= Exercise aim =
Reproduce the data below in full and exclude every picture.

Stored data entries:
───
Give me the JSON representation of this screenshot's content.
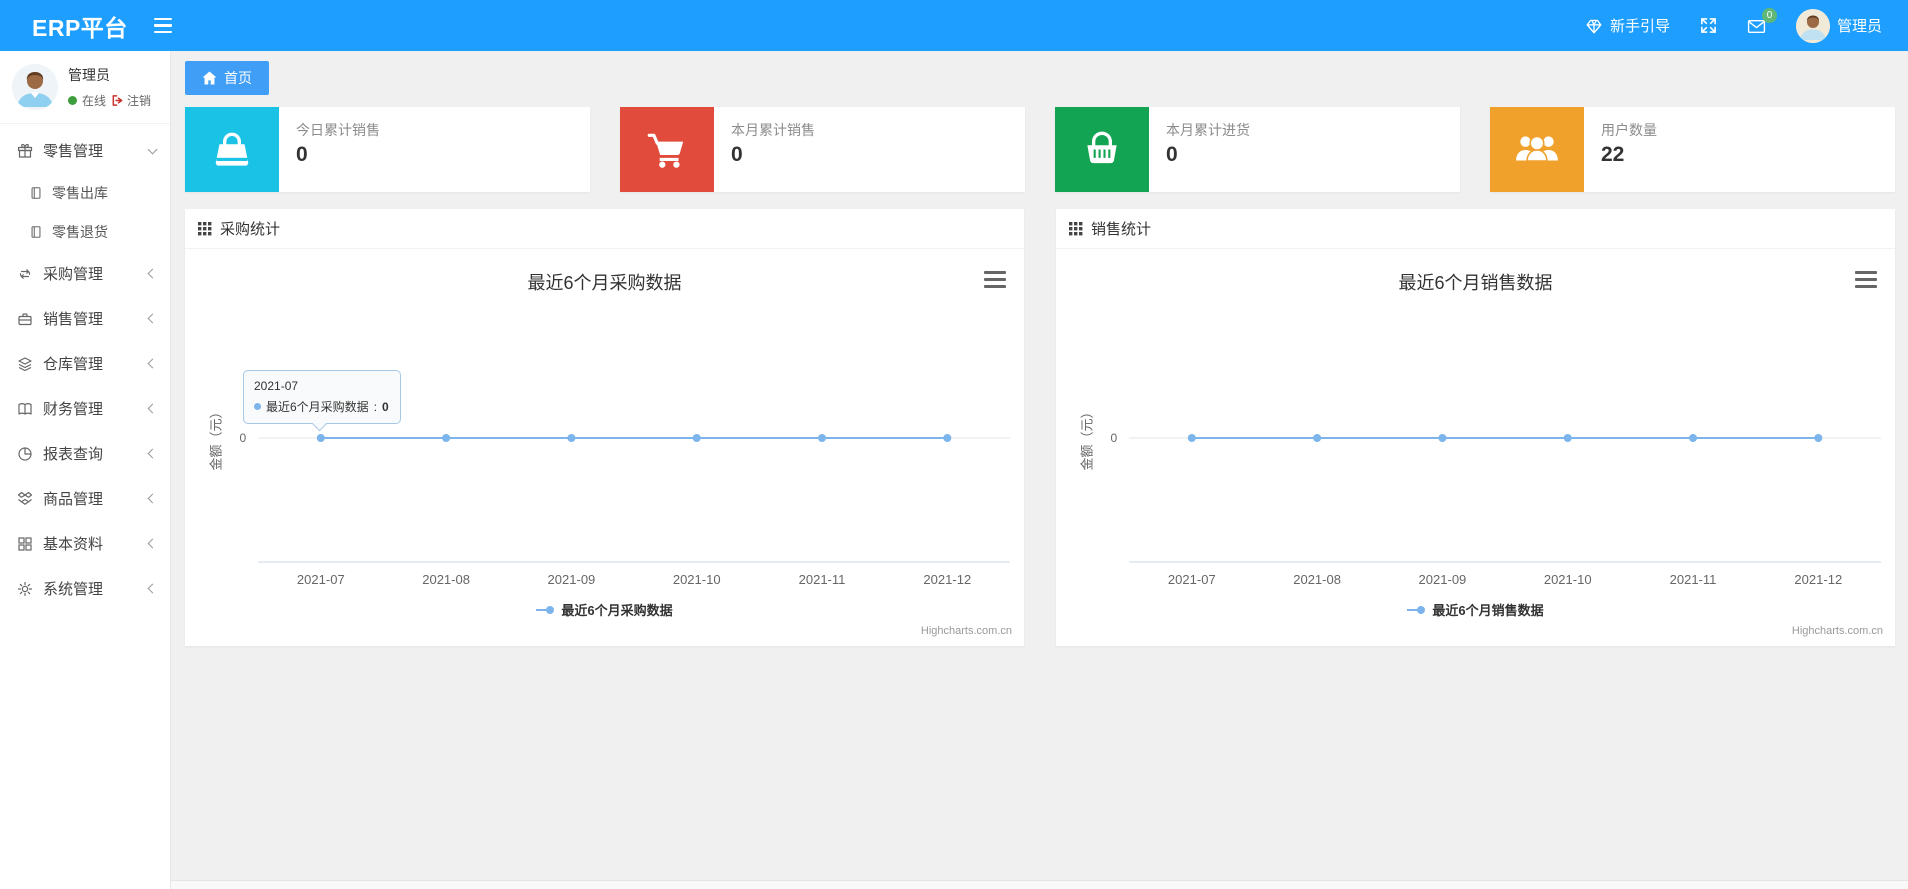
{
  "navbar": {
    "brand": "ERP平台",
    "guide": "新手引导",
    "mail_badge": "0",
    "username": "管理员"
  },
  "sidebar": {
    "user": {
      "name": "管理员",
      "status": "在线",
      "logout": "注销"
    },
    "menu": [
      {
        "label": "零售管理",
        "icon": "gift-icon",
        "expanded": true,
        "children": [
          {
            "label": "零售出库",
            "icon": "notebook-icon"
          },
          {
            "label": "零售退货",
            "icon": "notebook-icon"
          }
        ]
      },
      {
        "label": "采购管理",
        "icon": "purchase-loop-icon"
      },
      {
        "label": "销售管理",
        "icon": "briefcase-icon"
      },
      {
        "label": "仓库管理",
        "icon": "layers-icon"
      },
      {
        "label": "财务管理",
        "icon": "ledger-icon"
      },
      {
        "label": "报表查询",
        "icon": "pie-chart-icon"
      },
      {
        "label": "商品管理",
        "icon": "box-icon"
      },
      {
        "label": "基本资料",
        "icon": "grid-icon"
      },
      {
        "label": "系统管理",
        "icon": "gear-icon"
      }
    ]
  },
  "tabs": {
    "home": "首页"
  },
  "stats": [
    {
      "label": "今日累计销售",
      "value": "0",
      "color": "#1ac2e6",
      "icon": "shopping-bag-icon"
    },
    {
      "label": "本月累计销售",
      "value": "0",
      "color": "#e04b3c",
      "icon": "shopping-cart-icon"
    },
    {
      "label": "本月累计进货",
      "value": "0",
      "color": "#12a452",
      "icon": "shopping-basket-icon"
    },
    {
      "label": "用户数量",
      "value": "22",
      "color": "#f0a12c",
      "icon": "users-icon"
    }
  ],
  "panels": [
    {
      "title": "采购统计"
    },
    {
      "title": "销售统计"
    }
  ],
  "chart_data": [
    {
      "type": "line",
      "title": "最近6个月采购数据",
      "categories": [
        "2021-07",
        "2021-08",
        "2021-09",
        "2021-10",
        "2021-11",
        "2021-12"
      ],
      "series": [
        {
          "name": "最近6个月采购数据",
          "values": [
            0,
            0,
            0,
            0,
            0,
            0
          ]
        }
      ],
      "xlabel": "",
      "ylabel": "金额（元）",
      "yticks": [
        "0"
      ],
      "ylim": [
        0,
        1
      ],
      "grid": true,
      "legend_position": "bottom",
      "line_color": "#7cb5ec",
      "credit": "Highcharts.com.cn",
      "tooltip": {
        "title": "2021-07",
        "series_name": "最近6个月采购数据",
        "separator": ": ",
        "value": "0",
        "point_index": 0
      }
    },
    {
      "type": "line",
      "title": "最近6个月销售数据",
      "categories": [
        "2021-07",
        "2021-08",
        "2021-09",
        "2021-10",
        "2021-11",
        "2021-12"
      ],
      "series": [
        {
          "name": "最近6个月销售数据",
          "values": [
            0,
            0,
            0,
            0,
            0,
            0
          ]
        }
      ],
      "xlabel": "",
      "ylabel": "金额（元）",
      "yticks": [
        "0"
      ],
      "ylim": [
        0,
        1
      ],
      "grid": true,
      "legend_position": "bottom",
      "line_color": "#7cb5ec",
      "credit": "Highcharts.com.cn"
    }
  ]
}
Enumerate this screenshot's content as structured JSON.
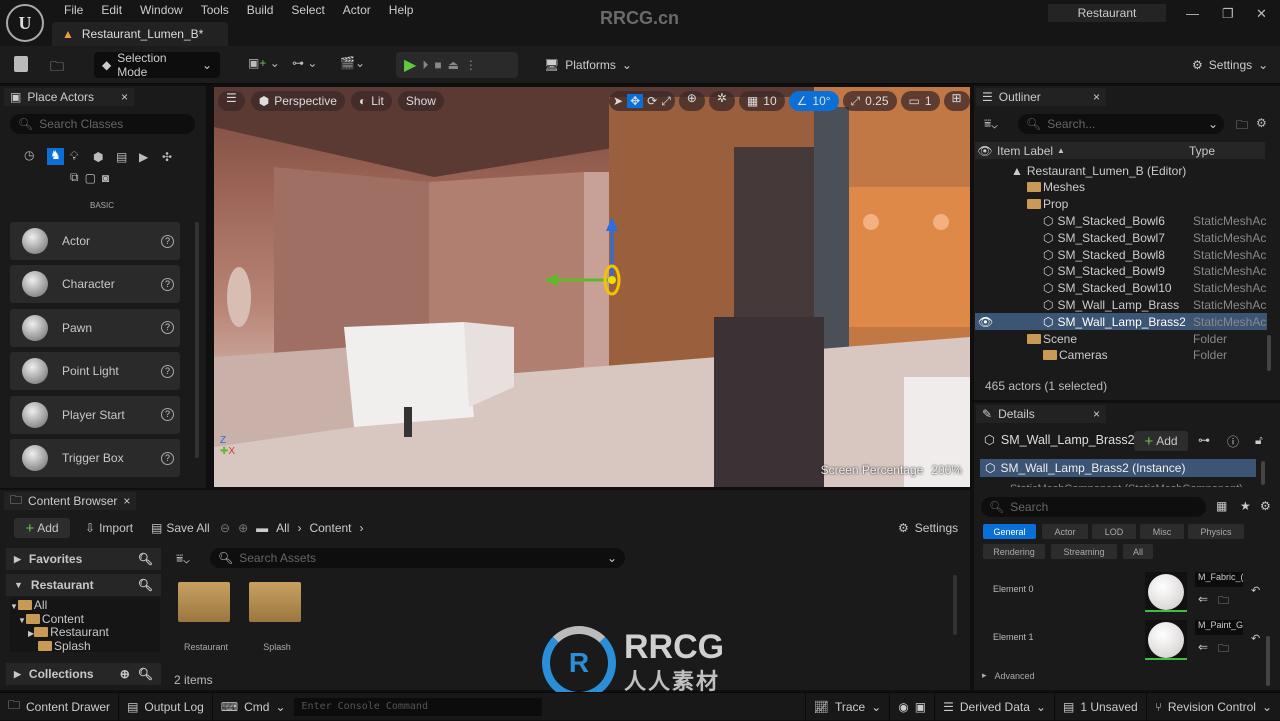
───
= Output of the task =
Give me the JSON representation of this screenshot's content.
{
  "navbar": {
    "brand": "ERP平台",
    "guide": "新手引导",
    "mail_badge": "0",
    "username": "管理员"
  },
  "sidebar": {
    "user": {
      "name": "管理员",
      "status": "在线",
      "logout": "注销"
    },
    "menu": [
      {
        "label": "零售管理",
        "icon": "gift-icon",
        "expanded": true,
        "children": [
          {
            "label": "零售出库",
            "icon": "notebook-icon"
          },
          {
            "label": "零售退货",
            "icon": "notebook-icon"
          }
        ]
      },
      {
        "label": "采购管理",
        "icon": "purchase-loop-icon"
      },
      {
        "label": "销售管理",
        "icon": "briefcase-icon"
      },
      {
        "label": "仓库管理",
        "icon": "layers-icon"
      },
      {
        "label": "财务管理",
        "icon": "ledger-icon"
      },
      {
        "label": "报表查询",
        "icon": "pie-chart-icon"
      },
      {
        "label": "商品管理",
        "icon": "box-icon"
      },
      {
        "label": "基本资料",
        "icon": "grid-icon"
      },
      {
        "label": "系统管理",
        "icon": "gear-icon"
      }
    ]
  },
  "tabs": {
    "home": "首页"
  },
  "stats": [
    {
      "label": "今日累计销售",
      "value": "0",
      "color": "#1ac2e6",
      "icon": "shopping-bag-icon"
    },
    {
      "label": "本月累计销售",
      "value": "0",
      "color": "#e04b3c",
      "icon": "shopping-cart-icon"
    },
    {
      "label": "本月累计进货",
      "value": "0",
      "color": "#12a452",
      "icon": "shopping-basket-icon"
    },
    {
      "label": "用户数量",
      "value": "22",
      "color": "#f0a12c",
      "icon": "users-icon"
    }
  ],
  "panels": [
    {
      "title": "采购统计"
    },
    {
      "title": "销售统计"
    }
  ],
  "chart_data": [
    {
      "type": "line",
      "title": "最近6个月采购数据",
      "categories": [
        "2021-07",
        "2021-08",
        "2021-09",
        "2021-10",
        "2021-11",
        "2021-12"
      ],
      "series": [
        {
          "name": "最近6个月采购数据",
          "values": [
            0,
            0,
            0,
            0,
            0,
            0
          ]
        }
      ],
      "xlabel": "",
      "ylabel": "金额（元）",
      "yticks": [
        "0"
      ],
      "ylim": [
        0,
        1
      ],
      "grid": true,
      "legend_position": "bottom",
      "line_color": "#7cb5ec",
      "credit": "Highcharts.com.cn",
      "tooltip": {
        "title": "2021-07",
        "series_name": "最近6个月采购数据",
        "separator": ": ",
        "value": "0",
        "point_index": 0
      }
    },
    {
      "type": "line",
      "title": "最近6个月销售数据",
      "categories": [
        "2021-07",
        "2021-08",
        "2021-09",
        "2021-10",
        "2021-11",
        "2021-12"
      ],
      "series": [
        {
          "name": "最近6个月销售数据",
          "values": [
            0,
            0,
            0,
            0,
            0,
            0
          ]
        }
      ],
      "xlabel": "",
      "ylabel": "金额（元）",
      "yticks": [
        "0"
      ],
      "ylim": [
        0,
        1
      ],
      "grid": true,
      "legend_position": "bottom",
      "line_color": "#7cb5ec",
      "credit": "Highcharts.com.cn"
    }
  ]
}
Enumerate this screenshot's content as structured JSON.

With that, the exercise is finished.